# Explore the material
**a)** In the passage on ICG imaging and COPD, which two parameters limited the efficacy of IIF-TS?
**b)** Extend the passage on ICG imaging and COPD, starting right after its final sentence.

# Text block
□ □ □
A notable advantage of using ΔI was that the total number of the brightest pixels in the remaining segment that was planned for resection was markedly reduced, making the subtraction easy and thereby significantly enhancing ICG brightness (Figure 1). However, a major drawback of such method is its dependence on the presence or absence of emphysema and on the background optical structures (i.e., anthracosis or bullae), which may prevent reconstruction from a light stimulus. The two parameters, LAA >1.0% and SI >800, which limited the efficacy of IIF-TS in this study seem to be associated with background optical structures. In the GOLD report (12,13), a systematic review and meta-analysis of studies conducted in 28 countries between 1990 and 2004, and in an additional study from Japan (12,14), the prevalence of chronic obstructive pulmonary disease (COPD) was appreciably higher in smokers and ex-smokers than in non-smokers, in those over 40 years of age than in those under 40 years of age, and in men than in women (12-14). This may explain the effects of age, gender, LA, and SI that were noted in the present study. Chronic inflammation causes structural changes and narrowing of the small airways in patients with COPD. Destruction of lung parenchyma, also by inflammatory processes, leads to loss of alveolar attachments to the small airways and decreases lung elastic recoil; in turn, these changes diminish the ability of the airways to remain open during expiration (12). Furthermore, abnormalities in alveolar ventilation and a reduced pulmonary vascular bed further worsen the V/Q abnormalities in patients with COPD (12). Gotoh et al. used ICG to detect bullae or pneumothorax by infrared thoracoscopy (15). Their two-color infrared camera was safe and useful for detecting small bullous lesions; the tissue with ICG appeared as blue and that without ICG appeared as white. The tissue density of emphysematous and bullous lung tissues is lower than that of normal lung tissue; thus, blood flow is also decreased in COPD compared with that in normal lung (15).
□ □ □
# Dataset excerpts
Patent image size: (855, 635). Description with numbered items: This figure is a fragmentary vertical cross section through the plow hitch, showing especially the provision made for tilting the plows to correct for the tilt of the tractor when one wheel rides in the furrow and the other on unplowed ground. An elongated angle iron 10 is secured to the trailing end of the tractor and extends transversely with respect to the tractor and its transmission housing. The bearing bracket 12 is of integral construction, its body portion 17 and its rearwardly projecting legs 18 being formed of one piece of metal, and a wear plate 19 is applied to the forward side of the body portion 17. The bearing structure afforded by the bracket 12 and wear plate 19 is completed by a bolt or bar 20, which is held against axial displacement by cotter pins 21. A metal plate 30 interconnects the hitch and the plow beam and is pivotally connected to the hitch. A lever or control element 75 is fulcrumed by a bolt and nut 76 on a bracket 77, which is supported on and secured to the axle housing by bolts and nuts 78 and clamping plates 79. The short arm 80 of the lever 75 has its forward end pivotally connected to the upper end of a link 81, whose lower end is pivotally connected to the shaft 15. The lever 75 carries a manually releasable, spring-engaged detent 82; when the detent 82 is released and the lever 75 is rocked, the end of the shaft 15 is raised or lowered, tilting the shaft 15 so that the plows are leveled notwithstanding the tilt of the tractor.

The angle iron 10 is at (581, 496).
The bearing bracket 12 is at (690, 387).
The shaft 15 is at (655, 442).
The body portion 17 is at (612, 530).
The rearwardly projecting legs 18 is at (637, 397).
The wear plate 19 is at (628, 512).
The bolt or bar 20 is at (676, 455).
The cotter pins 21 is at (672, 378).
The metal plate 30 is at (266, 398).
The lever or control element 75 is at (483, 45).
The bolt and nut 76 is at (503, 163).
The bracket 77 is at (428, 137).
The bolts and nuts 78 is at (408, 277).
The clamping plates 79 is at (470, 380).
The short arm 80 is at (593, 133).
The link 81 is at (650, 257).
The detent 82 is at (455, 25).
□ □ □
# Answers in order
**a)** LAA >1.0% and SI >800.

**b)**
In this study, we modified our new system to ameliorate ΔI deterioration by using IIF-TSS to account for destructive pulmonary parenchyma that could not be identified via the blue color. The excitation light of ICG wakes up the illusion that light seems to become weak with surgeon’s eyes through the monitor because of similarity of that of anthracosis in itself by emphasizing blue with IIFS-TSS. To address this issue in IIF-TS, a new thoracoscopic system was developed based on the idea. We aim to perform a prospective study in the near future to confirm our results.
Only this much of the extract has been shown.